Start

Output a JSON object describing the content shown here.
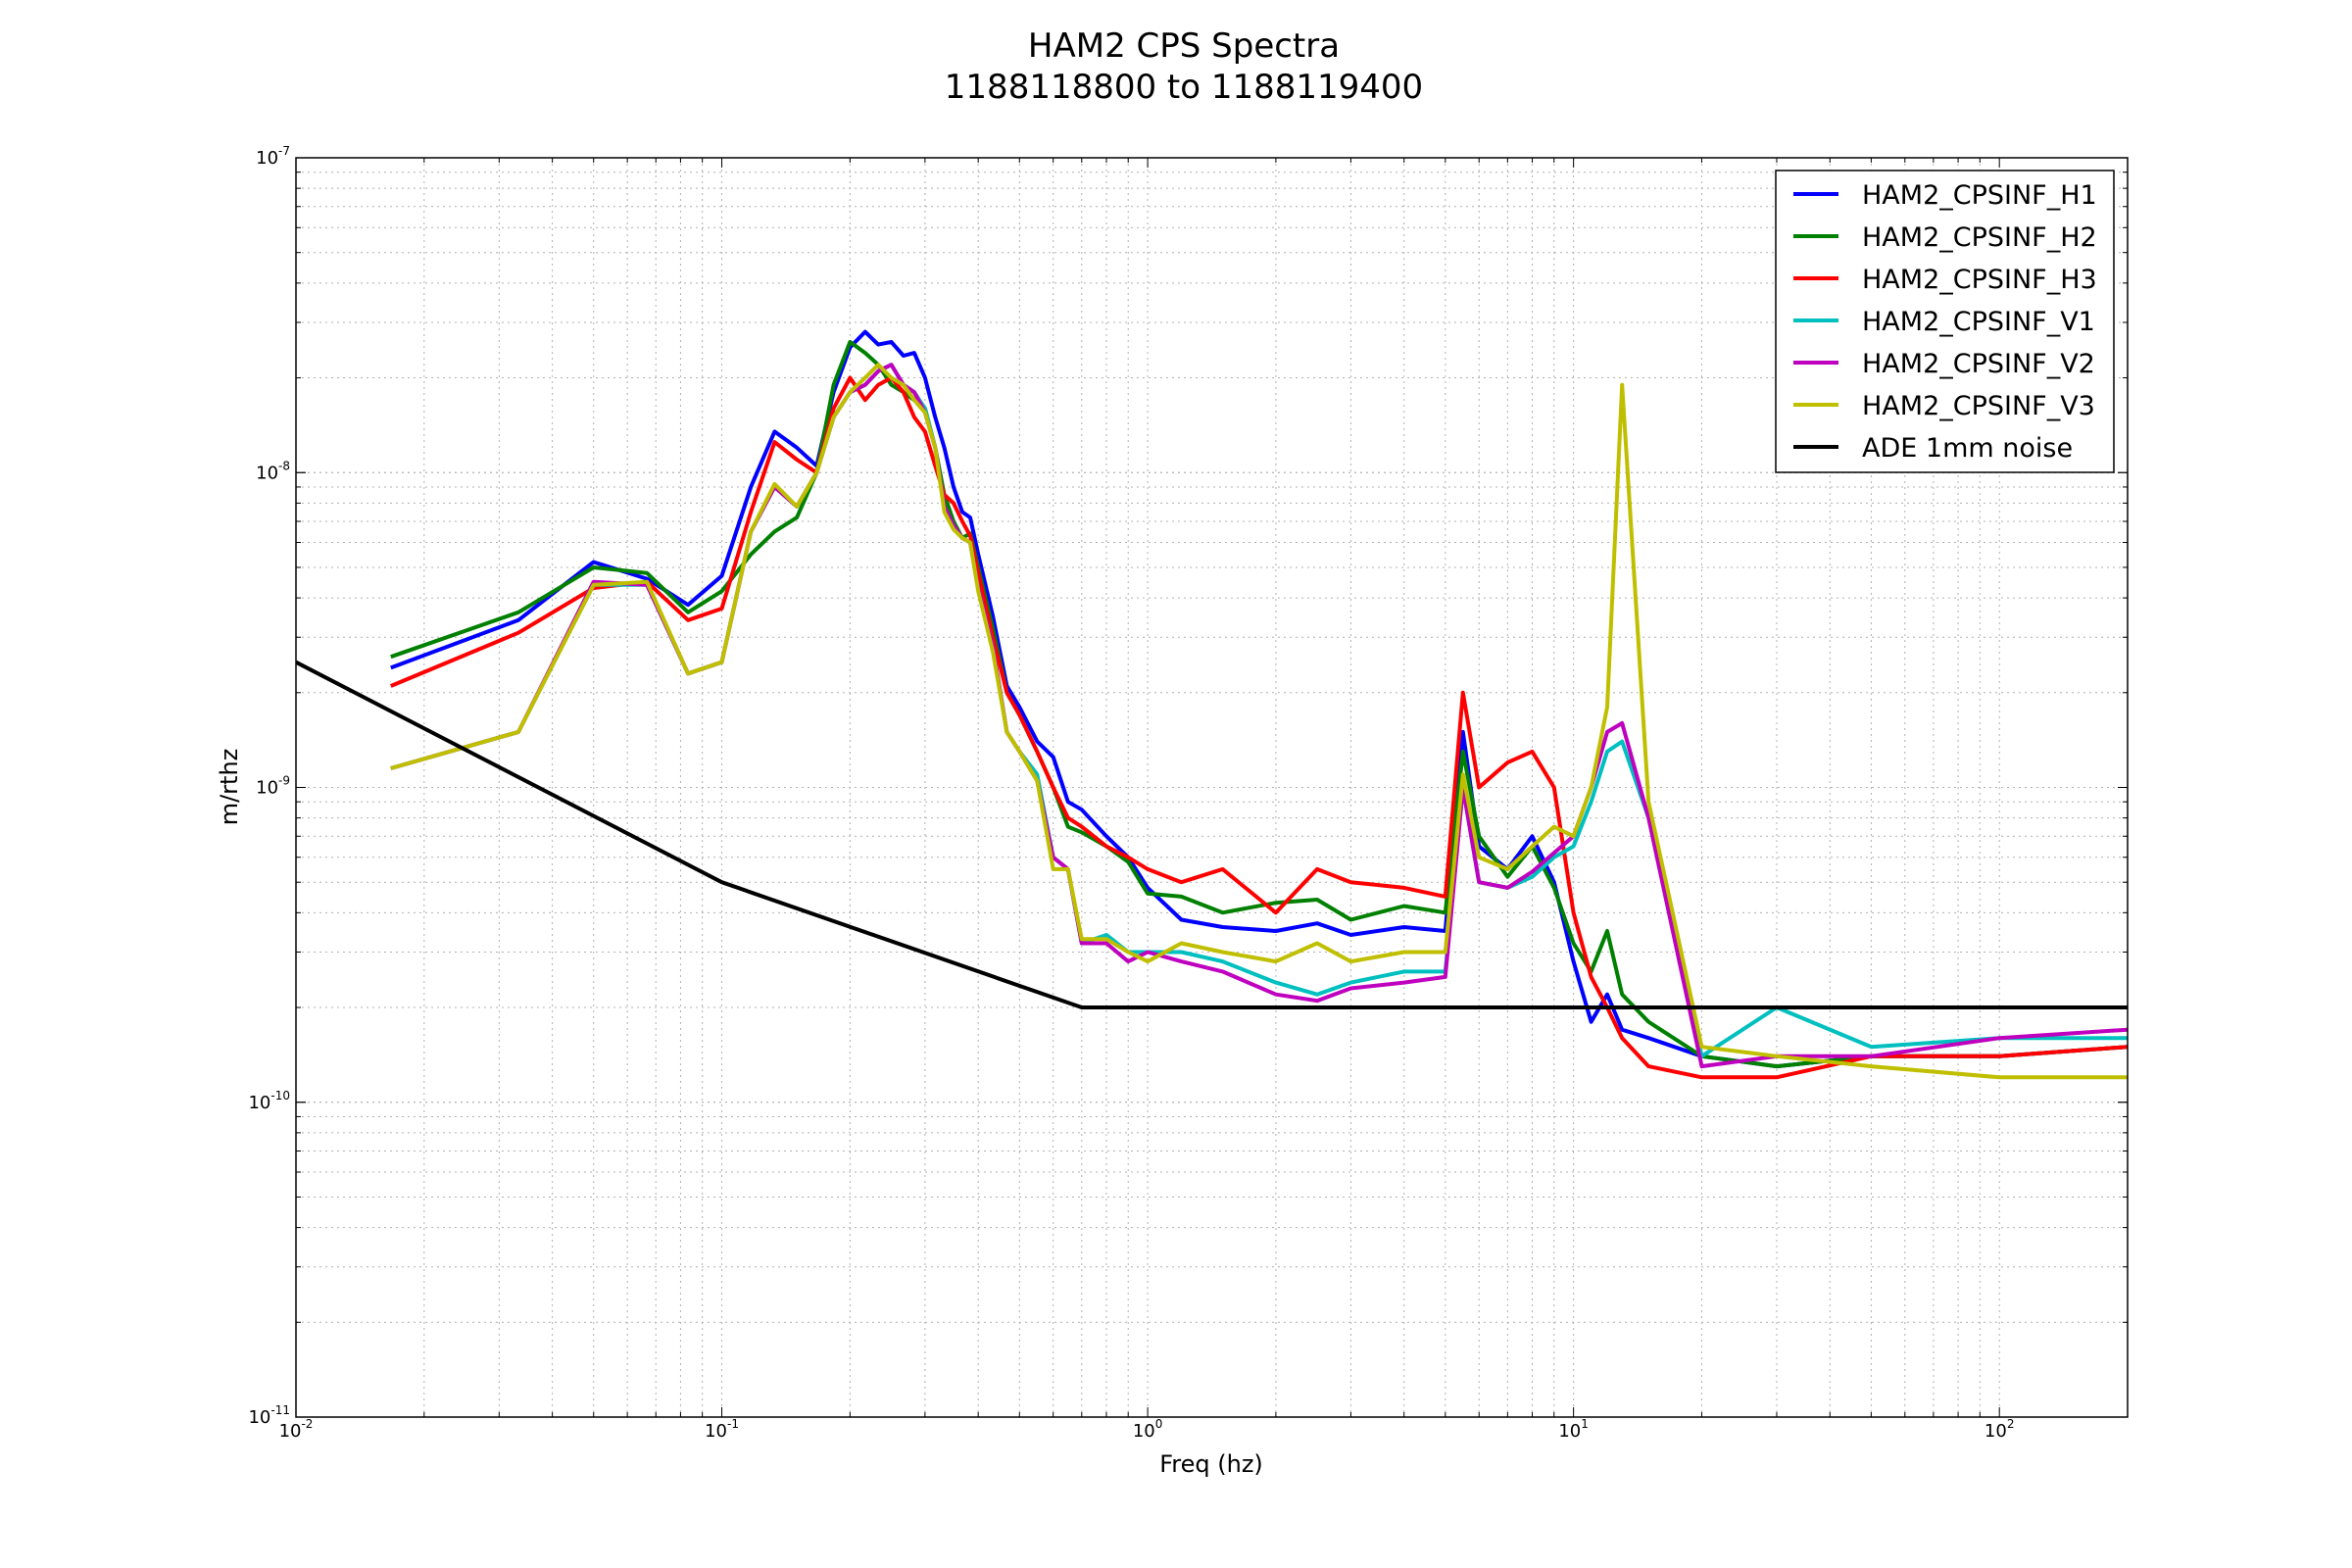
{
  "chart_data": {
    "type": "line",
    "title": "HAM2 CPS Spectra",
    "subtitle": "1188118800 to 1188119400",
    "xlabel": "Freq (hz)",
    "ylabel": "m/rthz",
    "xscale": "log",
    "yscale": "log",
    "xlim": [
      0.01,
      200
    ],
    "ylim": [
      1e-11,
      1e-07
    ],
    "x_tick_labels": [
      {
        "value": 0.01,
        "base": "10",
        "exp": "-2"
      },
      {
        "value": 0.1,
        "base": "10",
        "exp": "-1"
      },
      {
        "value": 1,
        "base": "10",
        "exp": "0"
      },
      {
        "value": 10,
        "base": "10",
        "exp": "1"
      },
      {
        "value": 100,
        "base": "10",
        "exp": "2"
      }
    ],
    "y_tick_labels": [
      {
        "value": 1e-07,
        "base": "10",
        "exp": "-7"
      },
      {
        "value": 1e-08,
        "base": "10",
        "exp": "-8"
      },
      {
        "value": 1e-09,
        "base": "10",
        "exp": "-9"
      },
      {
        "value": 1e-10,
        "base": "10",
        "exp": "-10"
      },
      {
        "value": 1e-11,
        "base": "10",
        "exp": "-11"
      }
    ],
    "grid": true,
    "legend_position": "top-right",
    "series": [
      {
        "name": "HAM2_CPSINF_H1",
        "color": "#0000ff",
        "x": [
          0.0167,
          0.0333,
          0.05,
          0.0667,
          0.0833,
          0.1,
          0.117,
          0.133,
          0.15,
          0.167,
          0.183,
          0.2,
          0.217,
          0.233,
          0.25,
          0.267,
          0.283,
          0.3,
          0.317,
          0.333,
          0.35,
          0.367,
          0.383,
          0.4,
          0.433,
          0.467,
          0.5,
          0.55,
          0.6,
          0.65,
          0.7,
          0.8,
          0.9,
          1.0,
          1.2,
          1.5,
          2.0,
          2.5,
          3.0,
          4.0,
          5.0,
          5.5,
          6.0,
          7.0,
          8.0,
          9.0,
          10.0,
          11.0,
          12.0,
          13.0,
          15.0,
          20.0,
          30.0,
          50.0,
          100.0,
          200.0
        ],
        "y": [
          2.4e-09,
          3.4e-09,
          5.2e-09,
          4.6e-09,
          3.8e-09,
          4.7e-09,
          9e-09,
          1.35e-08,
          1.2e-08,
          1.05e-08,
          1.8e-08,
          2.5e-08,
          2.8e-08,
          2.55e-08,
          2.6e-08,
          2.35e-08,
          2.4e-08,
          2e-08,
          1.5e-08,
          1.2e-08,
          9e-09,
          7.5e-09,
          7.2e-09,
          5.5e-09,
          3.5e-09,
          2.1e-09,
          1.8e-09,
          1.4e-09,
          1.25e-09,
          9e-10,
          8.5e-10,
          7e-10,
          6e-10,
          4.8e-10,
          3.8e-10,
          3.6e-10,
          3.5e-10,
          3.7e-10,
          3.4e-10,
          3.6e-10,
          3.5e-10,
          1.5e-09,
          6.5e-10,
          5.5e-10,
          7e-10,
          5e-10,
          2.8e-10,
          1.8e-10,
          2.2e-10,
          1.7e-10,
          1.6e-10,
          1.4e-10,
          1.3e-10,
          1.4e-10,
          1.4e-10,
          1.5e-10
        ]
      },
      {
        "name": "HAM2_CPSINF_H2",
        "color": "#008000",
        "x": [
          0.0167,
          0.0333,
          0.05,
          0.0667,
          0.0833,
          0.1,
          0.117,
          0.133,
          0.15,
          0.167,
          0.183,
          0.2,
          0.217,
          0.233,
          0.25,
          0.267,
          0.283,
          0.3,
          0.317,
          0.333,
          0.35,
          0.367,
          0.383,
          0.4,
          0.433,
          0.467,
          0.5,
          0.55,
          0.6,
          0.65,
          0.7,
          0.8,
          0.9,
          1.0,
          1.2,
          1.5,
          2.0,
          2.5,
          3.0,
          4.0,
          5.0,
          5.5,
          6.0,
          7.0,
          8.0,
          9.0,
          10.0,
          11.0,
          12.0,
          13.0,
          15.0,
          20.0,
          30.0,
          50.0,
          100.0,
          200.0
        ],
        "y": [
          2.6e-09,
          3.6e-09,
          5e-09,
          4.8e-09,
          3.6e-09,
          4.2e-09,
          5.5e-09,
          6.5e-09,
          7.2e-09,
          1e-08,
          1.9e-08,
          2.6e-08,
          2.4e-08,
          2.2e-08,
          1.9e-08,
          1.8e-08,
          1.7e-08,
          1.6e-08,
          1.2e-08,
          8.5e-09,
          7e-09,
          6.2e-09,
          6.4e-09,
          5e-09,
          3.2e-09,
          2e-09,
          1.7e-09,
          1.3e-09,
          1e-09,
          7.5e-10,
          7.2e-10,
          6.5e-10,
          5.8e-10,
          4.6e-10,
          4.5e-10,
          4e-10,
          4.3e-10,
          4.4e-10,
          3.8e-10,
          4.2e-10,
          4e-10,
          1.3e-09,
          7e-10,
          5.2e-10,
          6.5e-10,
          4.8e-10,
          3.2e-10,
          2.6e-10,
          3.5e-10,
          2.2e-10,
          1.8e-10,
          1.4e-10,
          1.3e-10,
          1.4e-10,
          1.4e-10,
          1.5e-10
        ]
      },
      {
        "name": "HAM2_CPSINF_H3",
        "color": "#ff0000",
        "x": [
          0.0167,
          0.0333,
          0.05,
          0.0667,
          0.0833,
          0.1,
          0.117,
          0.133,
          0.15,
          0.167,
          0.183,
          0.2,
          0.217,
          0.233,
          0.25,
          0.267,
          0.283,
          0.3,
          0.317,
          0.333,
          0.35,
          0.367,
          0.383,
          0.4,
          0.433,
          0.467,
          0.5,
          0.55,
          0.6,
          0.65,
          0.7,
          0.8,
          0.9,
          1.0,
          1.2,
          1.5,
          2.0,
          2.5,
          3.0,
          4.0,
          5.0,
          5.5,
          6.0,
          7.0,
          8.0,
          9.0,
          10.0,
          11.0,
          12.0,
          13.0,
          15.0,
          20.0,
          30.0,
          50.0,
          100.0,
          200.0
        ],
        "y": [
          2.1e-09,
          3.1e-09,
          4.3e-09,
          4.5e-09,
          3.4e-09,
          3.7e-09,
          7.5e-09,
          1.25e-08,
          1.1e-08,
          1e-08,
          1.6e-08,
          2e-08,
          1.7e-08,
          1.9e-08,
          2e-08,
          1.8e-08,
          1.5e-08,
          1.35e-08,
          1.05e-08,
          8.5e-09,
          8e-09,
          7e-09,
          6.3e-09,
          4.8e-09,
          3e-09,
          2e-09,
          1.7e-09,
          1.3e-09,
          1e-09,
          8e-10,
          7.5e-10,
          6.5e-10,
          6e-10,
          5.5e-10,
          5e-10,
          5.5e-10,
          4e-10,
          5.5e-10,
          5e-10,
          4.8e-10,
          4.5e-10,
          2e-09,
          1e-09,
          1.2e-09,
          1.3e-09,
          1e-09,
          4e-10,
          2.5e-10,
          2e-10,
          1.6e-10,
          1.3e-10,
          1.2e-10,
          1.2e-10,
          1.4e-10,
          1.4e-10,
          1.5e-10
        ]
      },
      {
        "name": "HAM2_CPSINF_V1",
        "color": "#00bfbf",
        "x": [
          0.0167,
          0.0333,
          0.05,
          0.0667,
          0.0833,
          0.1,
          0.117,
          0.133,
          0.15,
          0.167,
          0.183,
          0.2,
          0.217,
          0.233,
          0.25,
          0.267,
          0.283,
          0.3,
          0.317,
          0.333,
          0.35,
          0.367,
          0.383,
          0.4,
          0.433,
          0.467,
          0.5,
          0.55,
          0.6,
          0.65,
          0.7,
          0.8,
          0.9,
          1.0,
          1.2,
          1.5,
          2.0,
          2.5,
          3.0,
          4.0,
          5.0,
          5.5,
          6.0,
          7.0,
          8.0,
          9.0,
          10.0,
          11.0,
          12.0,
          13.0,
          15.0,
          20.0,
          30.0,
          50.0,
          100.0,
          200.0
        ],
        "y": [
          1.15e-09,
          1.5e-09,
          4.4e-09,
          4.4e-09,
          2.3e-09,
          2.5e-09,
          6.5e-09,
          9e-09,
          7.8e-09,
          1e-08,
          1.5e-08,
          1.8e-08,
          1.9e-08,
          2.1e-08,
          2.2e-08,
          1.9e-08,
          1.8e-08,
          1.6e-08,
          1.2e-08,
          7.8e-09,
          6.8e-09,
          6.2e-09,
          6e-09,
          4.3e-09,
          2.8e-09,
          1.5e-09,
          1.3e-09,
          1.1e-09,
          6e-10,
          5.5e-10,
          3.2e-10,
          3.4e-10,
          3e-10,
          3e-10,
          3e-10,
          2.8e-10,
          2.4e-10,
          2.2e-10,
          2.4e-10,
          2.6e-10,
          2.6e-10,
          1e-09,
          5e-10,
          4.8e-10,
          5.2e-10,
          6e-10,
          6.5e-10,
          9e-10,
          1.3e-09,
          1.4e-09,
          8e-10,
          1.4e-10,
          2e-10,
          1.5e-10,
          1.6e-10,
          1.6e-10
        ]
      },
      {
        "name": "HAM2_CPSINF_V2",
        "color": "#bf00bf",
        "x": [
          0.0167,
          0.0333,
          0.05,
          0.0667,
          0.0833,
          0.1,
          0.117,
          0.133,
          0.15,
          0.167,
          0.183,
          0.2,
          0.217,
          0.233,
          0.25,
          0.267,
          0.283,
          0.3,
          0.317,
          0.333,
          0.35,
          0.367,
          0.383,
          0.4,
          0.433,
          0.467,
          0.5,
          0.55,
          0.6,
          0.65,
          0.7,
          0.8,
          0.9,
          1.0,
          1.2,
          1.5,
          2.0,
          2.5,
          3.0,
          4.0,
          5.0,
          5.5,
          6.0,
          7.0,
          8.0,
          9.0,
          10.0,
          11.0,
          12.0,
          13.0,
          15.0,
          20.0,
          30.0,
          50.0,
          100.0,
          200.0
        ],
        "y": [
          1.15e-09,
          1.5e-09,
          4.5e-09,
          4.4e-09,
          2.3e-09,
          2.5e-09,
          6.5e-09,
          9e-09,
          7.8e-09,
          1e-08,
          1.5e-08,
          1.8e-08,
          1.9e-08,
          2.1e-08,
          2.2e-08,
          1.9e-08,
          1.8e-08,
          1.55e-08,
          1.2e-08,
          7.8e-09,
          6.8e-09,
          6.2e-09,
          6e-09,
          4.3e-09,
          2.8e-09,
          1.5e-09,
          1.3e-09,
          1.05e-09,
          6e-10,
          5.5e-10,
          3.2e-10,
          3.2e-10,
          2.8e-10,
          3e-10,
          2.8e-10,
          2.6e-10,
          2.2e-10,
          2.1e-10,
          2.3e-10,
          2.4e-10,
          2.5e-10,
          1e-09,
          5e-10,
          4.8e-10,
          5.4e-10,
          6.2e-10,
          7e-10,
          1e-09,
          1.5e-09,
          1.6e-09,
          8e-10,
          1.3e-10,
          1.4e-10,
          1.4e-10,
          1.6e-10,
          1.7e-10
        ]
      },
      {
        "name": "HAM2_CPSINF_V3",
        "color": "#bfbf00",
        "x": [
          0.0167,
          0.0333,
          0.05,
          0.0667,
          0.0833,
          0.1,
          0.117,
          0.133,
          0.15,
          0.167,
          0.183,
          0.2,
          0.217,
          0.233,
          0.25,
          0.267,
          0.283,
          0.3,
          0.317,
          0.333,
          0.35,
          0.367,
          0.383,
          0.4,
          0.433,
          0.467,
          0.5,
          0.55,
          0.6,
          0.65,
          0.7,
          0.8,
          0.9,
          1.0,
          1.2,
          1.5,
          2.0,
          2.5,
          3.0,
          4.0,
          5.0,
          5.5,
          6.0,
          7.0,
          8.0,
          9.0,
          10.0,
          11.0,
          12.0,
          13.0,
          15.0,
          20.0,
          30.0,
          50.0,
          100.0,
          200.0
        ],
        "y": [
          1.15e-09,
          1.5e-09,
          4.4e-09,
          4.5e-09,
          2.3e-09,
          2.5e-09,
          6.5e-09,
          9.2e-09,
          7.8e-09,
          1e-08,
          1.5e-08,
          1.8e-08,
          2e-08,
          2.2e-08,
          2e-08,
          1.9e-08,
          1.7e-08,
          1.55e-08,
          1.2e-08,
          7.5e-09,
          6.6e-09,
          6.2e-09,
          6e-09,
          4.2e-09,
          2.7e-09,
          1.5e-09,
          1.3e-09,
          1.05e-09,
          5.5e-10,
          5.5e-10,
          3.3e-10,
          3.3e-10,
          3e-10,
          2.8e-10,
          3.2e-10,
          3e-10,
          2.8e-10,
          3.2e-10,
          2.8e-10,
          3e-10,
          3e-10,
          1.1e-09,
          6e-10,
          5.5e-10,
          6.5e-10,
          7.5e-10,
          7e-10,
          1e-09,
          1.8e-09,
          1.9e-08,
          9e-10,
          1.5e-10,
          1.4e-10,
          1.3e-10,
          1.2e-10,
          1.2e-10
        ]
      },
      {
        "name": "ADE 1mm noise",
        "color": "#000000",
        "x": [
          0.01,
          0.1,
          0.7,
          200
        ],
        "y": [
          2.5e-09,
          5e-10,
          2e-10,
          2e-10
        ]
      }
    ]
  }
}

End

## What to do:
Determine how many lines of the listing above hold the word "value". Report that number without anything else.

## Complete output:
10